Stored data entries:
--*--

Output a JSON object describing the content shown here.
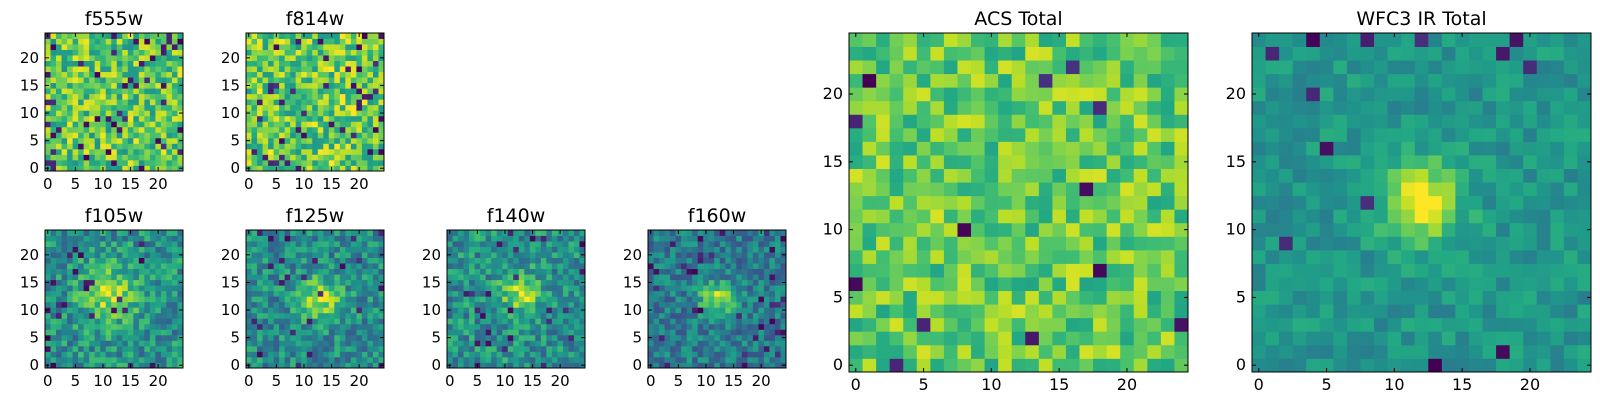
{
  "figure": {
    "colormap": "viridis",
    "colors": {
      "background": "#ffffff",
      "axis": "#000000"
    }
  },
  "chart_data": [
    {
      "type": "heatmap",
      "title": "f555w",
      "grid_size": [
        25,
        25
      ],
      "xlim": [
        -0.5,
        24.5
      ],
      "ylim": [
        -0.5,
        24.5
      ],
      "x_ticks": [
        0,
        5,
        10,
        15,
        20
      ],
      "x_tick_labels": [
        "0",
        "5",
        "10",
        "15",
        "20"
      ],
      "y_ticks": [
        0,
        5,
        10,
        15,
        20
      ],
      "y_tick_labels": [
        "0",
        "5",
        "10",
        "15",
        "20"
      ],
      "value_range": [
        0,
        1
      ],
      "pattern": "noise",
      "noise": 0.24,
      "centre_peak": 0.0,
      "dark_fraction": 0.08,
      "base_level": 0.74,
      "seed": 11
    },
    {
      "type": "heatmap",
      "title": "f814w",
      "grid_size": [
        25,
        25
      ],
      "xlim": [
        -0.5,
        24.5
      ],
      "ylim": [
        -0.5,
        24.5
      ],
      "x_ticks": [
        0,
        5,
        10,
        15,
        20
      ],
      "x_tick_labels": [
        "0",
        "5",
        "10",
        "15",
        "20"
      ],
      "y_ticks": [
        0,
        5,
        10,
        15,
        20
      ],
      "y_tick_labels": [
        "0",
        "5",
        "10",
        "15",
        "20"
      ],
      "value_range": [
        0,
        1
      ],
      "pattern": "noise",
      "noise": 0.24,
      "centre_peak": 0.0,
      "dark_fraction": 0.06,
      "base_level": 0.76,
      "seed": 23
    },
    {
      "type": "heatmap",
      "title": "f105w",
      "grid_size": [
        25,
        25
      ],
      "xlim": [
        -0.5,
        24.5
      ],
      "ylim": [
        -0.5,
        24.5
      ],
      "x_ticks": [
        0,
        5,
        10,
        15,
        20
      ],
      "x_tick_labels": [
        "0",
        "5",
        "10",
        "15",
        "20"
      ],
      "y_ticks": [
        0,
        5,
        10,
        15,
        20
      ],
      "y_tick_labels": [
        "0",
        "5",
        "10",
        "15",
        "20"
      ],
      "value_range": [
        0,
        1
      ],
      "pattern": "source",
      "source_centre": [
        11,
        13
      ],
      "source_sigma": 3.5,
      "noise": 0.2,
      "centre_peak": 0.38,
      "dark_fraction": 0.04,
      "base_level": 0.5,
      "seed": 37
    },
    {
      "type": "heatmap",
      "title": "f125w",
      "grid_size": [
        25,
        25
      ],
      "xlim": [
        -0.5,
        24.5
      ],
      "ylim": [
        -0.5,
        24.5
      ],
      "x_ticks": [
        0,
        5,
        10,
        15,
        20
      ],
      "x_tick_labels": [
        "0",
        "5",
        "10",
        "15",
        "20"
      ],
      "y_ticks": [
        0,
        5,
        10,
        15,
        20
      ],
      "y_tick_labels": [
        "0",
        "5",
        "10",
        "15",
        "20"
      ],
      "value_range": [
        0,
        1
      ],
      "pattern": "source",
      "source_centre": [
        13,
        12
      ],
      "source_sigma": 2.6,
      "noise": 0.19,
      "centre_peak": 0.42,
      "dark_fraction": 0.05,
      "base_level": 0.48,
      "seed": 41
    },
    {
      "type": "heatmap",
      "title": "f140w",
      "grid_size": [
        25,
        25
      ],
      "xlim": [
        -0.5,
        24.5
      ],
      "ylim": [
        -0.5,
        24.5
      ],
      "x_ticks": [
        0,
        5,
        10,
        15,
        20
      ],
      "x_tick_labels": [
        "0",
        "5",
        "10",
        "15",
        "20"
      ],
      "y_ticks": [
        0,
        5,
        10,
        15,
        20
      ],
      "y_tick_labels": [
        "0",
        "5",
        "10",
        "15",
        "20"
      ],
      "value_range": [
        0,
        1
      ],
      "pattern": "source",
      "source_centre": [
        13,
        13
      ],
      "source_sigma": 2.4,
      "noise": 0.2,
      "centre_peak": 0.4,
      "dark_fraction": 0.05,
      "base_level": 0.5,
      "seed": 53
    },
    {
      "type": "heatmap",
      "title": "f160w",
      "grid_size": [
        25,
        25
      ],
      "xlim": [
        -0.5,
        24.5
      ],
      "ylim": [
        -0.5,
        24.5
      ],
      "x_ticks": [
        0,
        5,
        10,
        15,
        20
      ],
      "x_tick_labels": [
        "0",
        "5",
        "10",
        "15",
        "20"
      ],
      "y_ticks": [
        0,
        5,
        10,
        15,
        20
      ],
      "y_tick_labels": [
        "0",
        "5",
        "10",
        "15",
        "20"
      ],
      "value_range": [
        0,
        1
      ],
      "pattern": "source",
      "source_centre": [
        12,
        12
      ],
      "source_sigma": 2.2,
      "noise": 0.17,
      "centre_peak": 0.45,
      "dark_fraction": 0.05,
      "base_level": 0.42,
      "seed": 67
    },
    {
      "type": "heatmap",
      "title": "ACS Total",
      "grid_size": [
        25,
        25
      ],
      "xlim": [
        -0.5,
        24.5
      ],
      "ylim": [
        -0.5,
        24.5
      ],
      "x_ticks": [
        0,
        5,
        10,
        15,
        20
      ],
      "x_tick_labels": [
        "0",
        "5",
        "10",
        "15",
        "20"
      ],
      "y_ticks": [
        0,
        5,
        10,
        15,
        20
      ],
      "y_tick_labels": [
        "0",
        "5",
        "10",
        "15",
        "20"
      ],
      "value_range": [
        0,
        1
      ],
      "pattern": "noise",
      "noise": 0.18,
      "centre_peak": 0.0,
      "dark_fraction": 0.025,
      "base_level": 0.76,
      "seed": 79
    },
    {
      "type": "heatmap",
      "title": "WFC3 IR Total",
      "grid_size": [
        25,
        25
      ],
      "xlim": [
        -0.5,
        24.5
      ],
      "ylim": [
        -0.5,
        24.5
      ],
      "x_ticks": [
        0,
        5,
        10,
        15,
        20
      ],
      "x_tick_labels": [
        "0",
        "5",
        "10",
        "15",
        "20"
      ],
      "y_ticks": [
        0,
        5,
        10,
        15,
        20
      ],
      "y_tick_labels": [
        "0",
        "5",
        "10",
        "15",
        "20"
      ],
      "value_range": [
        0,
        1
      ],
      "pattern": "source",
      "source_centre": [
        12,
        12
      ],
      "source_sigma": 2.0,
      "noise": 0.1,
      "centre_peak": 0.48,
      "dark_fraction": 0.025,
      "base_level": 0.52,
      "seed": 97
    }
  ]
}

--*--

* **GIVEN INSTRUCTION**: Leave out all images, then reproduce the entries above exactly.

* **WRITTEN REPLY**:
Output a JSON object describing the content shown here.
{
  "figure": {
    "colormap": "viridis",
    "colors": {
      "background": "#ffffff",
      "axis": "#000000"
    }
  },
  "chart_data": [
    {
      "type": "heatmap",
      "title": "f555w",
      "grid_size": [
        25,
        25
      ],
      "xlim": [
        -0.5,
        24.5
      ],
      "ylim": [
        -0.5,
        24.5
      ],
      "x_ticks": [
        0,
        5,
        10,
        15,
        20
      ],
      "x_tick_labels": [
        "0",
        "5",
        "10",
        "15",
        "20"
      ],
      "y_ticks": [
        0,
        5,
        10,
        15,
        20
      ],
      "y_tick_labels": [
        "0",
        "5",
        "10",
        "15",
        "20"
      ],
      "value_range": [
        0,
        1
      ],
      "pattern": "noise",
      "noise": 0.24,
      "centre_peak": 0.0,
      "dark_fraction": 0.08,
      "base_level": 0.74,
      "seed": 11
    },
    {
      "type": "heatmap",
      "title": "f814w",
      "grid_size": [
        25,
        25
      ],
      "xlim": [
        -0.5,
        24.5
      ],
      "ylim": [
        -0.5,
        24.5
      ],
      "x_ticks": [
        0,
        5,
        10,
        15,
        20
      ],
      "x_tick_labels": [
        "0",
        "5",
        "10",
        "15",
        "20"
      ],
      "y_ticks": [
        0,
        5,
        10,
        15,
        20
      ],
      "y_tick_labels": [
        "0",
        "5",
        "10",
        "15",
        "20"
      ],
      "value_range": [
        0,
        1
      ],
      "pattern": "noise",
      "noise": 0.24,
      "centre_peak": 0.0,
      "dark_fraction": 0.06,
      "base_level": 0.76,
      "seed": 23
    },
    {
      "type": "heatmap",
      "title": "f105w",
      "grid_size": [
        25,
        25
      ],
      "xlim": [
        -0.5,
        24.5
      ],
      "ylim": [
        -0.5,
        24.5
      ],
      "x_ticks": [
        0,
        5,
        10,
        15,
        20
      ],
      "x_tick_labels": [
        "0",
        "5",
        "10",
        "15",
        "20"
      ],
      "y_ticks": [
        0,
        5,
        10,
        15,
        20
      ],
      "y_tick_labels": [
        "0",
        "5",
        "10",
        "15",
        "20"
      ],
      "value_range": [
        0,
        1
      ],
      "pattern": "source",
      "source_centre": [
        11,
        13
      ],
      "source_sigma": 3.5,
      "noise": 0.2,
      "centre_peak": 0.38,
      "dark_fraction": 0.04,
      "base_level": 0.5,
      "seed": 37
    },
    {
      "type": "heatmap",
      "title": "f125w",
      "grid_size": [
        25,
        25
      ],
      "xlim": [
        -0.5,
        24.5
      ],
      "ylim": [
        -0.5,
        24.5
      ],
      "x_ticks": [
        0,
        5,
        10,
        15,
        20
      ],
      "x_tick_labels": [
        "0",
        "5",
        "10",
        "15",
        "20"
      ],
      "y_ticks": [
        0,
        5,
        10,
        15,
        20
      ],
      "y_tick_labels": [
        "0",
        "5",
        "10",
        "15",
        "20"
      ],
      "value_range": [
        0,
        1
      ],
      "pattern": "source",
      "source_centre": [
        13,
        12
      ],
      "source_sigma": 2.6,
      "noise": 0.19,
      "centre_peak": 0.42,
      "dark_fraction": 0.05,
      "base_level": 0.48,
      "seed": 41
    },
    {
      "type": "heatmap",
      "title": "f140w",
      "grid_size": [
        25,
        25
      ],
      "xlim": [
        -0.5,
        24.5
      ],
      "ylim": [
        -0.5,
        24.5
      ],
      "x_ticks": [
        0,
        5,
        10,
        15,
        20
      ],
      "x_tick_labels": [
        "0",
        "5",
        "10",
        "15",
        "20"
      ],
      "y_ticks": [
        0,
        5,
        10,
        15,
        20
      ],
      "y_tick_labels": [
        "0",
        "5",
        "10",
        "15",
        "20"
      ],
      "value_range": [
        0,
        1
      ],
      "pattern": "source",
      "source_centre": [
        13,
        13
      ],
      "source_sigma": 2.4,
      "noise": 0.2,
      "centre_peak": 0.4,
      "dark_fraction": 0.05,
      "base_level": 0.5,
      "seed": 53
    },
    {
      "type": "heatmap",
      "title": "f160w",
      "grid_size": [
        25,
        25
      ],
      "xlim": [
        -0.5,
        24.5
      ],
      "ylim": [
        -0.5,
        24.5
      ],
      "x_ticks": [
        0,
        5,
        10,
        15,
        20
      ],
      "x_tick_labels": [
        "0",
        "5",
        "10",
        "15",
        "20"
      ],
      "y_ticks": [
        0,
        5,
        10,
        15,
        20
      ],
      "y_tick_labels": [
        "0",
        "5",
        "10",
        "15",
        "20"
      ],
      "value_range": [
        0,
        1
      ],
      "pattern": "source",
      "source_centre": [
        12,
        12
      ],
      "source_sigma": 2.2,
      "noise": 0.17,
      "centre_peak": 0.45,
      "dark_fraction": 0.05,
      "base_level": 0.42,
      "seed": 67
    },
    {
      "type": "heatmap",
      "title": "ACS Total",
      "grid_size": [
        25,
        25
      ],
      "xlim": [
        -0.5,
        24.5
      ],
      "ylim": [
        -0.5,
        24.5
      ],
      "x_ticks": [
        0,
        5,
        10,
        15,
        20
      ],
      "x_tick_labels": [
        "0",
        "5",
        "10",
        "15",
        "20"
      ],
      "y_ticks": [
        0,
        5,
        10,
        15,
        20
      ],
      "y_tick_labels": [
        "0",
        "5",
        "10",
        "15",
        "20"
      ],
      "value_range": [
        0,
        1
      ],
      "pattern": "noise",
      "noise": 0.18,
      "centre_peak": 0.0,
      "dark_fraction": 0.025,
      "base_level": 0.76,
      "seed": 79
    },
    {
      "type": "heatmap",
      "title": "WFC3 IR Total",
      "grid_size": [
        25,
        25
      ],
      "xlim": [
        -0.5,
        24.5
      ],
      "ylim": [
        -0.5,
        24.5
      ],
      "x_ticks": [
        0,
        5,
        10,
        15,
        20
      ],
      "x_tick_labels": [
        "0",
        "5",
        "10",
        "15",
        "20"
      ],
      "y_ticks": [
        0,
        5,
        10,
        15,
        20
      ],
      "y_tick_labels": [
        "0",
        "5",
        "10",
        "15",
        "20"
      ],
      "value_range": [
        0,
        1
      ],
      "pattern": "source",
      "source_centre": [
        12,
        12
      ],
      "source_sigma": 2.0,
      "noise": 0.1,
      "centre_peak": 0.48,
      "dark_fraction": 0.025,
      "base_level": 0.52,
      "seed": 97
    }
  ]
}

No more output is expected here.